• _Given information_
==============================
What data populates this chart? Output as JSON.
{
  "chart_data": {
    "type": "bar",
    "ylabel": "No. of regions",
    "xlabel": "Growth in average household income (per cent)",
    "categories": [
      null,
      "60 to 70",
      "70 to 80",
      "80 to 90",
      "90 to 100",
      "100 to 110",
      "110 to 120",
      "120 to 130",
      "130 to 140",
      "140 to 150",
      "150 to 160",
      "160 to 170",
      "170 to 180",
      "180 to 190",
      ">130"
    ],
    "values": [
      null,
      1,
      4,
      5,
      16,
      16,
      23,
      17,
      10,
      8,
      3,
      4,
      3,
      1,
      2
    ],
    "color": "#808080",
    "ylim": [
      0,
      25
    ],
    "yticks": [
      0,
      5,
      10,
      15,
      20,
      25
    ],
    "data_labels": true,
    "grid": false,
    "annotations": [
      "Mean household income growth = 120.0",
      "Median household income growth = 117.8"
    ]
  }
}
==============================
• _Short task_
Every record above should be output exactly.

• _The result_
What data populates this chart? Output as JSON.
{
  "chart_data": {
    "type": "bar",
    "ylabel": "No. of regions",
    "xlabel": "Growth in average household income (per cent)",
    "categories": [
      null,
      "60 to 70",
      "70 to 80",
      "80 to 90",
      "90 to 100",
      "100 to 110",
      "110 to 120",
      "120 to 130",
      "130 to 140",
      "140 to 150",
      "150 to 160",
      "160 to 170",
      "170 to 180",
      "180 to 190",
      ">130"
    ],
    "values": [
      null,
      1,
      4,
      5,
      16,
      16,
      23,
      17,
      10,
      8,
      3,
      4,
      3,
      1,
      2
    ],
    "color": "#808080",
    "ylim": [
      0,
      25
    ],
    "yticks": [
      0,
      5,
      10,
      15,
      20,
      25
    ],
    "data_labels": true,
    "grid": false,
    "annotations": [
      "Mean household income growth = 120.0",
      "Median household income growth = 117.8"
    ]
  }
}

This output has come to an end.